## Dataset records
+ + + + + + +

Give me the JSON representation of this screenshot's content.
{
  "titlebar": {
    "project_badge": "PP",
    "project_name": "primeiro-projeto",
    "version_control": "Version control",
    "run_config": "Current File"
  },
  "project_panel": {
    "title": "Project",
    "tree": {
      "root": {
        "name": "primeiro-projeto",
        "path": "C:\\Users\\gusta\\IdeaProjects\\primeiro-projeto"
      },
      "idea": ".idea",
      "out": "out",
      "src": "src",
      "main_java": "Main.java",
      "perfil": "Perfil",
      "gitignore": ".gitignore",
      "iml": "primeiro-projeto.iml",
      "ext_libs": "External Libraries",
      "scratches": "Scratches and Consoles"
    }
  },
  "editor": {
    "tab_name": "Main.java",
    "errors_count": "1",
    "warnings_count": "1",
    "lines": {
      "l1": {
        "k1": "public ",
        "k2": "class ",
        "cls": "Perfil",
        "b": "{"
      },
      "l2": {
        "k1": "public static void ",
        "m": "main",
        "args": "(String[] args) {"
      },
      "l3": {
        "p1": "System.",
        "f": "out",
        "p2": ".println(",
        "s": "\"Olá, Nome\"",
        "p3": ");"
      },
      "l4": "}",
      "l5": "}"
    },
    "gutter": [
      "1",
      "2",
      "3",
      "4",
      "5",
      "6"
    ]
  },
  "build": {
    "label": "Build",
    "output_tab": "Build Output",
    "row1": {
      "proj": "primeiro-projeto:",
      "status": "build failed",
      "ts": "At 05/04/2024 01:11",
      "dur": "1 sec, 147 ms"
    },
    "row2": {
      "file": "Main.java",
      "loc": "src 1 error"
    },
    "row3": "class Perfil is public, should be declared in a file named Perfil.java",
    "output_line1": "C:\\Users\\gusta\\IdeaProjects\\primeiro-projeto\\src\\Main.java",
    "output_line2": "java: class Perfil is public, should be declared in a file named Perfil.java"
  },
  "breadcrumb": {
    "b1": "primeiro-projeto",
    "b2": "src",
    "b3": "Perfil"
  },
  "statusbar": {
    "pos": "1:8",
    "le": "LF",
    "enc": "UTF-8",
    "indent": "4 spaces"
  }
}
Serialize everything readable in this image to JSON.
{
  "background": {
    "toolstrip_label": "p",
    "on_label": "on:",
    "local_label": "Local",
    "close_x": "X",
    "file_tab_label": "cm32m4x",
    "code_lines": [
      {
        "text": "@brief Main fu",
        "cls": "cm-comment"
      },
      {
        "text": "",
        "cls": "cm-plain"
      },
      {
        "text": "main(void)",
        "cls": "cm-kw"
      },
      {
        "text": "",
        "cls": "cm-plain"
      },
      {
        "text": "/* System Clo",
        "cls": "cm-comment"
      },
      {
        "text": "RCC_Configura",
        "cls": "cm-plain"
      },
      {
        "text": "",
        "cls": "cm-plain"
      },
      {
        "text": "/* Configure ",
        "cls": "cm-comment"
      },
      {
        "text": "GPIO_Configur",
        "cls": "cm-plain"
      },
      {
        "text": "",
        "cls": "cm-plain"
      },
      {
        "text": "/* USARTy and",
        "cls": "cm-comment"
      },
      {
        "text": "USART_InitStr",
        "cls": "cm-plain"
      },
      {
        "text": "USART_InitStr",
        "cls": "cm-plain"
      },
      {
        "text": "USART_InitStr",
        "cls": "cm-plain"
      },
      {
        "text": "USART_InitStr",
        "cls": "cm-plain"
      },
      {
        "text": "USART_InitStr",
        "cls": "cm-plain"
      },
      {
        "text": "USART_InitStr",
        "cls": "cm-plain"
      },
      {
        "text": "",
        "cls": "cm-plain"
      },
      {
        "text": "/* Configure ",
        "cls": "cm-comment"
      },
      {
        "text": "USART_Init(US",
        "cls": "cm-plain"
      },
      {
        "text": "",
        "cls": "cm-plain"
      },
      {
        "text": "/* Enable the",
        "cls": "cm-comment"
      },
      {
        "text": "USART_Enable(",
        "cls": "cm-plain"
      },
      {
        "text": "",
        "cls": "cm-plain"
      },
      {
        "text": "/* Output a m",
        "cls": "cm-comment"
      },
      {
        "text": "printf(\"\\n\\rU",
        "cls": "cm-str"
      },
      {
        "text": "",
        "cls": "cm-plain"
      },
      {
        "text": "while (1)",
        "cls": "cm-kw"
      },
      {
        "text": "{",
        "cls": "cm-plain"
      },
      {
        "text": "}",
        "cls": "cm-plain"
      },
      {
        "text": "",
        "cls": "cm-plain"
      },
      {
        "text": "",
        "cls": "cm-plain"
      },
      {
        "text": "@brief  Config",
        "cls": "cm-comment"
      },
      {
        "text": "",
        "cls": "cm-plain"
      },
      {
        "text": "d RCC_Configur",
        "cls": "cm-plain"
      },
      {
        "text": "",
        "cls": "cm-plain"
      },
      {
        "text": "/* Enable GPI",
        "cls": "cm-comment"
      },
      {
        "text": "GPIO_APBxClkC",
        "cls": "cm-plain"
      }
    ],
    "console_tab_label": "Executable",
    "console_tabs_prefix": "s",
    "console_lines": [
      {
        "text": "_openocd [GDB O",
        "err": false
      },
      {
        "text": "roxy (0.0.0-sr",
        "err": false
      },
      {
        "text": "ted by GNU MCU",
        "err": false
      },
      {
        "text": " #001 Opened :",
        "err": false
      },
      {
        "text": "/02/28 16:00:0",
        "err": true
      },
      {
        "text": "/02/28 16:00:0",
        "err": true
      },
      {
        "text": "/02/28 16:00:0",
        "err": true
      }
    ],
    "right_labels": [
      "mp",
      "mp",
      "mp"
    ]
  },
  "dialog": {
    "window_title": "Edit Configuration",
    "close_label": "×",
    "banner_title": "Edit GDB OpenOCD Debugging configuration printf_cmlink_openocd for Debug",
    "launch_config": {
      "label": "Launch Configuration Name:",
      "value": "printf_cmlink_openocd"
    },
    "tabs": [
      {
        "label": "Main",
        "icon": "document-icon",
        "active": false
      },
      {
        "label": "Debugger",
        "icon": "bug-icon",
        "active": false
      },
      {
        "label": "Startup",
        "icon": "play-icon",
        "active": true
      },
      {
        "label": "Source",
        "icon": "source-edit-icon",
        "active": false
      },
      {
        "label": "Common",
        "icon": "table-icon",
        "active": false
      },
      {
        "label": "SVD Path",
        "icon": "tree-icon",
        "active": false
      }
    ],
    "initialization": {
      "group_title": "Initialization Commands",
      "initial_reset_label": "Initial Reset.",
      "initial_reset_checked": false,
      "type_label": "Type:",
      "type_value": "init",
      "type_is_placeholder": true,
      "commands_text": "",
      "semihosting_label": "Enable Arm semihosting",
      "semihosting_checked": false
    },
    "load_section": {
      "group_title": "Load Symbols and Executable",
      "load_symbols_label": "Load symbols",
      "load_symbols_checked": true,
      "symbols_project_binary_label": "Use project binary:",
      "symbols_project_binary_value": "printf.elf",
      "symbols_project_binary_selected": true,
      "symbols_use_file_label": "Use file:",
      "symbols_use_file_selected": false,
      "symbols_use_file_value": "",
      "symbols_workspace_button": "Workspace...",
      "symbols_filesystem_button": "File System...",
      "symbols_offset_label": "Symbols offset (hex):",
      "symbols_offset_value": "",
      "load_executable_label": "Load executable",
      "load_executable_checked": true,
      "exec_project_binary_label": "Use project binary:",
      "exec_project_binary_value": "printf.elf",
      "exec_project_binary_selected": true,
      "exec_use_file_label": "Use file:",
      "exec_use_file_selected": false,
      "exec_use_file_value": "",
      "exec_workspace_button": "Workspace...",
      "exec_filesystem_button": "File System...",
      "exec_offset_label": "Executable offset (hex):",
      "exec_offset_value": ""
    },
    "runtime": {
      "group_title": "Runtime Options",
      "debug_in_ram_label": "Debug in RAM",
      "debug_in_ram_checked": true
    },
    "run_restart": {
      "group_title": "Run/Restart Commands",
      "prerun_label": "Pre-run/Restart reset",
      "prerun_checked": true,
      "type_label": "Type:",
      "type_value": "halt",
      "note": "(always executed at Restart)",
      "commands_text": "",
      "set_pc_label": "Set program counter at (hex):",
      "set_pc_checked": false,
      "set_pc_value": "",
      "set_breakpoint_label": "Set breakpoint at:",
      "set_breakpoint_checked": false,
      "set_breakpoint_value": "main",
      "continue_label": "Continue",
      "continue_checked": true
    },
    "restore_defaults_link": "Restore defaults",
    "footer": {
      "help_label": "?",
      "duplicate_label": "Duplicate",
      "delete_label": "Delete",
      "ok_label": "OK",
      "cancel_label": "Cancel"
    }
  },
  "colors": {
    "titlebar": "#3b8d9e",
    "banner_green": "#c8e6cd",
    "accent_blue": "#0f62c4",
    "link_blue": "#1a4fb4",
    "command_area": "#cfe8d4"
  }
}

+ + + + + + +

Gather up every line in the data above that contains the word "declared", copying each one.

## Result for this task
    "row3": "class Perfil is public, should be declared in a file named Perfil.java",
    "output_line2": "java: class Perfil is public, should be declared in a file named Perfil.java"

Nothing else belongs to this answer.